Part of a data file
>>

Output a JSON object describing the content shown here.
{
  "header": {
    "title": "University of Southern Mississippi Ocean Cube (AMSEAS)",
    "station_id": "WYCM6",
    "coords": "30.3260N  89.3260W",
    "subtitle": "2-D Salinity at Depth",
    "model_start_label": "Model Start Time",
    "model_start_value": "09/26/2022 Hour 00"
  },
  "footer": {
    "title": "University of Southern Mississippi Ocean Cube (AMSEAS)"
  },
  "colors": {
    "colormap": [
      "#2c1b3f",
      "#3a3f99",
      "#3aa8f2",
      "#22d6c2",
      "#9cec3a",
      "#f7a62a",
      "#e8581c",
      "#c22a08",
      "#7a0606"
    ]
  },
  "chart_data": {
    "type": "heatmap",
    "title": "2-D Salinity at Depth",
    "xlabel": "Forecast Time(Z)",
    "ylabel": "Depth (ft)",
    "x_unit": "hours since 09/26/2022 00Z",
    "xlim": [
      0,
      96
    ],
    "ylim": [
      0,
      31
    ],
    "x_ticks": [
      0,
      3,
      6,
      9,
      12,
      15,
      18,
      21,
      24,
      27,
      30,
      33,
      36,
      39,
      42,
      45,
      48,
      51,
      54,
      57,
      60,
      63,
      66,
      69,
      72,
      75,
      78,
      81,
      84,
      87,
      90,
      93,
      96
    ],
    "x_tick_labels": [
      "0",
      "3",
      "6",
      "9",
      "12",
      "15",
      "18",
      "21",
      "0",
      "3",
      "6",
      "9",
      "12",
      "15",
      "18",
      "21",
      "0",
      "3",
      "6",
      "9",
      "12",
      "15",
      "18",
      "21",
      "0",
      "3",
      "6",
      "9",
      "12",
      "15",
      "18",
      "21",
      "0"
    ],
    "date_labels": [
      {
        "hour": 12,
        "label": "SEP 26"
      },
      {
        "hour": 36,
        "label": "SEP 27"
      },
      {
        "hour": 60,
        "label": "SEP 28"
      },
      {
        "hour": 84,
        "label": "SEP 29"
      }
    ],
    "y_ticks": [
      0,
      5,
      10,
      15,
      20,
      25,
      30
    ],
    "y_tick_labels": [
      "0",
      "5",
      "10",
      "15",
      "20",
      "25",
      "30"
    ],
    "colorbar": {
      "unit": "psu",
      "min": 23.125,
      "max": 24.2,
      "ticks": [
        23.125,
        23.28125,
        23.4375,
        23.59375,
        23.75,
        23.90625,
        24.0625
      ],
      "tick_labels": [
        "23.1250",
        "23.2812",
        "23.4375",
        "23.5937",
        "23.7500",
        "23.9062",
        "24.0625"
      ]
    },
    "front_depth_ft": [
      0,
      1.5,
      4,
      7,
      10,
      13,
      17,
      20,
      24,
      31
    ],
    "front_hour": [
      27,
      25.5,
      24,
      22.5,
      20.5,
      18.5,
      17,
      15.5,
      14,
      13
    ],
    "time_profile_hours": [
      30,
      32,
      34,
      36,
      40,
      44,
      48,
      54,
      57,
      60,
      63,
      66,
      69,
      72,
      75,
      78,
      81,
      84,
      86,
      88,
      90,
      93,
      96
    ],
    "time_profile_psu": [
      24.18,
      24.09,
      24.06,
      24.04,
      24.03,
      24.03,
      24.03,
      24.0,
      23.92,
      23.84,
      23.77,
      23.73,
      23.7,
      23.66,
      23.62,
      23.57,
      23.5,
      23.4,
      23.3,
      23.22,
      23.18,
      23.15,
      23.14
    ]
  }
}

<<

Print the material above once more, exactly.

Output a JSON object describing the content shown here.
{
  "header": {
    "title": "University of Southern Mississippi Ocean Cube (AMSEAS)",
    "station_id": "WYCM6",
    "coords": "30.3260N  89.3260W",
    "subtitle": "2-D Salinity at Depth",
    "model_start_label": "Model Start Time",
    "model_start_value": "09/26/2022 Hour 00"
  },
  "footer": {
    "title": "University of Southern Mississippi Ocean Cube (AMSEAS)"
  },
  "colors": {
    "colormap": [
      "#2c1b3f",
      "#3a3f99",
      "#3aa8f2",
      "#22d6c2",
      "#9cec3a",
      "#f7a62a",
      "#e8581c",
      "#c22a08",
      "#7a0606"
    ]
  },
  "chart_data": {
    "type": "heatmap",
    "title": "2-D Salinity at Depth",
    "xlabel": "Forecast Time(Z)",
    "ylabel": "Depth (ft)",
    "x_unit": "hours since 09/26/2022 00Z",
    "xlim": [
      0,
      96
    ],
    "ylim": [
      0,
      31
    ],
    "x_ticks": [
      0,
      3,
      6,
      9,
      12,
      15,
      18,
      21,
      24,
      27,
      30,
      33,
      36,
      39,
      42,
      45,
      48,
      51,
      54,
      57,
      60,
      63,
      66,
      69,
      72,
      75,
      78,
      81,
      84,
      87,
      90,
      93,
      96
    ],
    "x_tick_labels": [
      "0",
      "3",
      "6",
      "9",
      "12",
      "15",
      "18",
      "21",
      "0",
      "3",
      "6",
      "9",
      "12",
      "15",
      "18",
      "21",
      "0",
      "3",
      "6",
      "9",
      "12",
      "15",
      "18",
      "21",
      "0",
      "3",
      "6",
      "9",
      "12",
      "15",
      "18",
      "21",
      "0"
    ],
    "date_labels": [
      {
        "hour": 12,
        "label": "SEP 26"
      },
      {
        "hour": 36,
        "label": "SEP 27"
      },
      {
        "hour": 60,
        "label": "SEP 28"
      },
      {
        "hour": 84,
        "label": "SEP 29"
      }
    ],
    "y_ticks": [
      0,
      5,
      10,
      15,
      20,
      25,
      30
    ],
    "y_tick_labels": [
      "0",
      "5",
      "10",
      "15",
      "20",
      "25",
      "30"
    ],
    "colorbar": {
      "unit": "psu",
      "min": 23.125,
      "max": 24.2,
      "ticks": [
        23.125,
        23.28125,
        23.4375,
        23.59375,
        23.75,
        23.90625,
        24.0625
      ],
      "tick_labels": [
        "23.1250",
        "23.2812",
        "23.4375",
        "23.5937",
        "23.7500",
        "23.9062",
        "24.0625"
      ]
    },
    "front_depth_ft": [
      0,
      1.5,
      4,
      7,
      10,
      13,
      17,
      20,
      24,
      31
    ],
    "front_hour": [
      27,
      25.5,
      24,
      22.5,
      20.5,
      18.5,
      17,
      15.5,
      14,
      13
    ],
    "time_profile_hours": [
      30,
      32,
      34,
      36,
      40,
      44,
      48,
      54,
      57,
      60,
      63,
      66,
      69,
      72,
      75,
      78,
      81,
      84,
      86,
      88,
      90,
      93,
      96
    ],
    "time_profile_psu": [
      24.18,
      24.09,
      24.06,
      24.04,
      24.03,
      24.03,
      24.03,
      24.0,
      23.92,
      23.84,
      23.77,
      23.73,
      23.7,
      23.66,
      23.62,
      23.57,
      23.5,
      23.4,
      23.3,
      23.22,
      23.18,
      23.15,
      23.14
    ]
  }
}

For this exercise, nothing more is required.